▶ WRITTEN EXERCISE
Write out every line of the listing below as a JSON list of strings, one string per line, omitting any blank lines.

————

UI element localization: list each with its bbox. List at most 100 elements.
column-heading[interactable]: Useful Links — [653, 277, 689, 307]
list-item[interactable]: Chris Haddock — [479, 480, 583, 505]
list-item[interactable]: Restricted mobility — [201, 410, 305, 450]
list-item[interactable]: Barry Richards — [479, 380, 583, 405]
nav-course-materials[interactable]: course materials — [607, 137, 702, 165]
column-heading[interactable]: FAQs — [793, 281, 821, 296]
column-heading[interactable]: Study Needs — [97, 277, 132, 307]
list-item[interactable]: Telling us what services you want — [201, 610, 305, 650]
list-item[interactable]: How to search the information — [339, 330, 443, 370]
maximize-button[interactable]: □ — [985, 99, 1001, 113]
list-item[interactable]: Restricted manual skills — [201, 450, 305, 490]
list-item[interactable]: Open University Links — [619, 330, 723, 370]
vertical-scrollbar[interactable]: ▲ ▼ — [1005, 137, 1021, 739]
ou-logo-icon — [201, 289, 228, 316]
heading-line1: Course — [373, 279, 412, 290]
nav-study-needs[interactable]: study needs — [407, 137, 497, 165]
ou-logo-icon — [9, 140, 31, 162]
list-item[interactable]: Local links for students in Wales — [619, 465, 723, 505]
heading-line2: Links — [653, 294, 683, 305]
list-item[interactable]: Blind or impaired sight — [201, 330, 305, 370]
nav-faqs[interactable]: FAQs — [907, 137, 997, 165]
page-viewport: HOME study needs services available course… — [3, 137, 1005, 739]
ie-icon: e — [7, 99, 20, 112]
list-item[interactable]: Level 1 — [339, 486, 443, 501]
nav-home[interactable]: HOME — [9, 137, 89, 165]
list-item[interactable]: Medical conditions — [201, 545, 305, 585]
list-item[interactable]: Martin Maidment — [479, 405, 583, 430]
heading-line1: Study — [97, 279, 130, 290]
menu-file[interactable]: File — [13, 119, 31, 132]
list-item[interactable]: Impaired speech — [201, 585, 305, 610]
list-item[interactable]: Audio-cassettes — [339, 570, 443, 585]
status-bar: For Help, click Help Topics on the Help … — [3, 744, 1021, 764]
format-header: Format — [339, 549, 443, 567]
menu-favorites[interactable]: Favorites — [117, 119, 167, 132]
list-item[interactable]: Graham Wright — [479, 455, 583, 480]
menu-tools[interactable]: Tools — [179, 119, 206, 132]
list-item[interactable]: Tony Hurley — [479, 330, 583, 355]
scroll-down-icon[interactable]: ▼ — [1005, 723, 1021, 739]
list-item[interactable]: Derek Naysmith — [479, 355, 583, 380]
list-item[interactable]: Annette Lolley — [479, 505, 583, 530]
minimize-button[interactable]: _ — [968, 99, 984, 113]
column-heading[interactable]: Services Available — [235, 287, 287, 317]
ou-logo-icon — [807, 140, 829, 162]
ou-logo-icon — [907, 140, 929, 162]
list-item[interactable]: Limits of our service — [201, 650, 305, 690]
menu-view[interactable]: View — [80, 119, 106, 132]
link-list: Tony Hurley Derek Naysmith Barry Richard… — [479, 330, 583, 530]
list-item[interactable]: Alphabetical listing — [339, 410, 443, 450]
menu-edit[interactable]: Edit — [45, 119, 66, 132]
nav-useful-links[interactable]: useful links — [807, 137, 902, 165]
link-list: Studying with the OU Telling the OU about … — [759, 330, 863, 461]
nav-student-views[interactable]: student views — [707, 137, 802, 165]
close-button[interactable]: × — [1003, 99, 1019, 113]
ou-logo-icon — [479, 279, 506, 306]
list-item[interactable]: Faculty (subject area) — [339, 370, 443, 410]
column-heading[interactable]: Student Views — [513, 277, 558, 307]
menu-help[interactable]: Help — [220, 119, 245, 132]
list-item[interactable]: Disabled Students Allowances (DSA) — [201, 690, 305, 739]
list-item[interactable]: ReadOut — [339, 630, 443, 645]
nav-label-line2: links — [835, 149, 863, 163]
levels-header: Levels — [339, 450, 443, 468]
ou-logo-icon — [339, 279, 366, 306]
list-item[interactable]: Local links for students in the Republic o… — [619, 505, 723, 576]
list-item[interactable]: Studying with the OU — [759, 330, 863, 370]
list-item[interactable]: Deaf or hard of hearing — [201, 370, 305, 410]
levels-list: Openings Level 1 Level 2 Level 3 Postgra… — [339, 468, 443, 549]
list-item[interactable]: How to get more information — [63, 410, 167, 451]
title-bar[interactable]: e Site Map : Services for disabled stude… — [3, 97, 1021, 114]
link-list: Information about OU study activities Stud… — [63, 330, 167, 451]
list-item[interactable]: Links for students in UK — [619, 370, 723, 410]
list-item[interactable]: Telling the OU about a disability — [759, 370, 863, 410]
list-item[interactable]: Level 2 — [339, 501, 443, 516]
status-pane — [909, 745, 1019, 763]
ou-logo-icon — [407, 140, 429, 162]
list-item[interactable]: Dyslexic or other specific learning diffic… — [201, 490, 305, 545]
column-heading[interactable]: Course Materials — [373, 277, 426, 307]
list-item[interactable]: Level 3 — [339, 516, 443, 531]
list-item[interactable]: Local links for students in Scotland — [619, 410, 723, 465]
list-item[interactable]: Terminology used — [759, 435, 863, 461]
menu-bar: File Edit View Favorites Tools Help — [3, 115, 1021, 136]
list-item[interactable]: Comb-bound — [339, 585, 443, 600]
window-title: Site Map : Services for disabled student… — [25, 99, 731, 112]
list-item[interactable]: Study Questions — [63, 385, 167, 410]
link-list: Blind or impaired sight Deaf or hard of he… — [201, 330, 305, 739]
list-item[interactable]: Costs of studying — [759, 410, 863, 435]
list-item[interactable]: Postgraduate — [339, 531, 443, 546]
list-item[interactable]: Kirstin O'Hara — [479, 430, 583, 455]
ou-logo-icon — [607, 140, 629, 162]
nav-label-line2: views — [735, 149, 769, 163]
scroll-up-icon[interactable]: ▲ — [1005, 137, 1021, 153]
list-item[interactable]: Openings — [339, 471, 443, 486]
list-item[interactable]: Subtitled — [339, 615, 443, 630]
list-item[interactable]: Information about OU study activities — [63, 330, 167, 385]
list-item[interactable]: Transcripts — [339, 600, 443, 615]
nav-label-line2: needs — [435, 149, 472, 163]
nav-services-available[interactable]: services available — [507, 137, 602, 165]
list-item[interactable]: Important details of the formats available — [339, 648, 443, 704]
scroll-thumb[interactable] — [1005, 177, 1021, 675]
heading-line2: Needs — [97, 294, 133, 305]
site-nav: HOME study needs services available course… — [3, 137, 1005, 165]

————

▶ ANSWER TO THE PROBLEM
[
  "UI element localization: list each with its bbox. List at most 100 elements.",
  "column-heading[interactable]: Useful Links — [653, 277, 689, 307]",
  "list-item[interactable]: Chris Haddock — [479, 480, 583, 505]",
  "list-item[interactable]: Restricted mobility — [201, 410, 305, 450]",
  "list-item[interactable]: Barry Richards — [479, 380, 583, 405]",
  "nav-course-materials[interactable]: course materials — [607, 137, 702, 165]",
  "column-heading[interactable]: FAQs — [793, 281, 821, 296]",
  "column-heading[interactable]: Study Needs — [97, 277, 132, 307]",
  "list-item[interactable]: Telling us what services you want — [201, 610, 305, 650]",
  "list-item[interactable]: How to search the information — [339, 330, 443, 370]",
  "maximize-button[interactable]: □ — [985, 99, 1001, 113]",
  "list-item[interactable]: Restricted manual skills — [201, 450, 305, 490]",
  "list-item[interactable]: Open University Links — [619, 330, 723, 370]",
  "vertical-scrollbar[interactable]: ▲ ▼ — [1005, 137, 1021, 739]",
  "ou-logo-icon — [201, 289, 228, 316]",
  "heading-line1: Course — [373, 279, 412, 290]",
  "nav-study-needs[interactable]: study needs — [407, 137, 497, 165]",
  "ou-logo-icon — [9, 140, 31, 162]",
  "list-item[interactable]: Local links for students in Wales — [619, 465, 723, 505]",
  "heading-line2: Links — [653, 294, 683, 305]",
  "list-item[interactable]: Blind or impaired sight — [201, 330, 305, 370]",
  "nav-faqs[interactable]: FAQs — [907, 137, 997, 165]",
  "page-viewport: HOME study needs services available course… — [3, 137, 1005, 739]",
  "ie-icon: e — [7, 99, 20, 112]",
  "list-item[interactable]: Level 1 — [339, 486, 443, 501]",
  "nav-home[interactable]: HOME — [9, 137, 89, 165]",
  "list-item[interactable]: Medical conditions — [201, 545, 305, 585]",
  "list-item[interactable]: Martin Maidment — [479, 405, 583, 430]",
  "heading-line1: Study — [97, 279, 130, 290]",
  "menu-file[interactable]: File — [13, 119, 31, 132]",
  "list-item[interactable]: Impaired speech — [201, 585, 305, 610]",
  "list-item[interactable]: Audio-cassettes — [339, 570, 443, 585]",
  "status-bar: For Help, click Help Topics on the Help … — [3, 744, 1021, 764]",
  "format-header: Format — [339, 549, 443, 567]",
  "menu-favorites[interactable]: Favorites — [117, 119, 167, 132]",
  "list-item[interactable]: Graham Wright — [479, 455, 583, 480]",
  "menu-tools[interactable]: Tools — [179, 119, 206, 132]",
  "list-item[interactable]: Tony Hurley — [479, 330, 583, 355]",
  "scroll-down-icon[interactable]: ▼ — [1005, 723, 1021, 739]",
  "list-item[interactable]: Derek Naysmith — [479, 355, 583, 380]",
  "list-item[interactable]: Annette Lolley — [479, 505, 583, 530]",
  "minimize-button[interactable]: _ — [968, 99, 984, 113]",
  "column-heading[interactable]: Services Available — [235, 287, 287, 317]",
  "ou-logo-icon — [807, 140, 829, 162]",
  "ou-logo-icon — [907, 140, 929, 162]",
  "list-item[interactable]: Limits of our service — [201, 650, 305, 690]",
  "menu-view[interactable]: View — [80, 119, 106, 132]",
  "link-list: Tony Hurley Derek Naysmith Barry Richard… — [479, 330, 583, 530]",
  "list-item[interactable]: Alphabetical listing — [339, 410, 443, 450]",
  "menu-edit[interactable]: Edit — [45, 119, 66, 132]",
  "nav-useful-links[interactable]: useful links — [807, 137, 902, 165]",
  "link-list: Studying with the OU Telling the OU about … — [759, 330, 863, 461]",
  "nav-student-views[interactable]: student views — [707, 137, 802, 165]",
  "close-button[interactable]: × — [1003, 99, 1019, 113]",
  "ou-logo-icon — [479, 279, 506, 306]",
  "list-item[interactable]: Faculty (subject area) — [339, 370, 443, 410]",
  "column-heading[interactable]: Student Views — [513, 277, 558, 307]",
  "menu-help[interactable]: Help — [220, 119, 245, 132]",
  "list-item[interactable]: Disabled Students Allowances (DSA) — [201, 690, 305, 739]",
  "list-item[interactable]: ReadOut — [339, 630, 443, 645]",
  "nav-label-line2: links — [835, 149, 863, 163]",
  "levels-header: Levels — [339, 450, 443, 468]",
  "ou-logo-icon — [339, 279, 366, 306]",
  "list-item[interactable]: Local links for students in the Republic o… — [619, 505, 723, 576]",
  "list-item[interactable]: Studying with the OU — [759, 330, 863, 370]",
  "list-item[interactable]: Deaf or hard of hearing — [201, 370, 305, 410]",
  "levels-list: Openings Level 1 Level 2 Level 3 Postgra… — [339, 468, 443, 549]",
  "list-item[interactable]: How to get more information — [63, 410, 167, 451]",
  "title-bar[interactable]: e Site Map : Services for disabled stude… — [3, 97, 1021, 114]",
  "link-list: Information about OU study activities Stud… — [63, 330, 167, 451]",
  "list-item[interactable]: Links for students in UK — [619, 370, 723, 410]",
  "list-item[interactable]: Telling the OU about a disability — [759, 370, 863, 410]",
  "list-item[interactable]: Level 2 — [339, 501, 443, 516]",
  "status-pane — [909, 745, 1019, 763]",
  "ou-logo-icon — [407, 140, 429, 162]",
  "list-item[interactable]: Dyslexic or other specific learning diffic… — [201, 490, 305, 545]",
  "column-heading[interactable]: Course Materials — [373, 277, 426, 307]",
  "list-item[interactable]: Level 3 — [339, 516, 443, 531]",
  "list-item[interactable]: Local links for students in Scotland — [619, 410, 723, 465]",
  "list-item[interactable]: Terminology used — [759, 435, 863, 461]",
  "menu-bar: File Edit View Favorites Tools Help — [3, 115, 1021, 136]",
  "list-item[interactable]: Comb-bound — [339, 585, 443, 600]",
  "window-title: Site Map : Services for disabled student… — [25, 99, 731, 112]",
  "list-item[interactable]: Study Questions — [63, 385, 167, 410]",
  "link-list: Blind or impaired sight Deaf or hard of he… — [201, 330, 305, 739]",
  "list-item[interactable]: Costs of studying — [759, 410, 863, 435]",
  "list-item[interactable]: Postgraduate — [339, 531, 443, 546]",
  "list-item[interactable]: Kirstin O'Hara — [479, 430, 583, 455]",
  "ou-logo-icon — [607, 140, 629, 162]",
  "nav-label-line2: views — [735, 149, 769, 163]",
  "scroll-up-icon[interactable]: ▲ — [1005, 137, 1021, 153]",
  "list-item[interactable]: Openings — [339, 471, 443, 486]",
  "list-item[interactable]: Subtitled — [339, 615, 443, 630]",
  "list-item[interactable]: Information about OU study activities — [63, 330, 167, 385]",
  "list-item[interactable]: Transcripts — [339, 600, 443, 615]",
  "nav-label-line2: needs — [435, 149, 472, 163]",
  "nav-services-available[interactable]: services available — [507, 137, 602, 165]",
  "list-item[interactable]: Important details of the formats available — [339, 648, 443, 704]",
  "scroll-thumb[interactable] — [1005, 177, 1021, 675]",
  "heading-line2: Needs — [97, 294, 133, 305]",
  "site-nav: HOME study needs services available course… — [3, 137, 1005, 165]"
]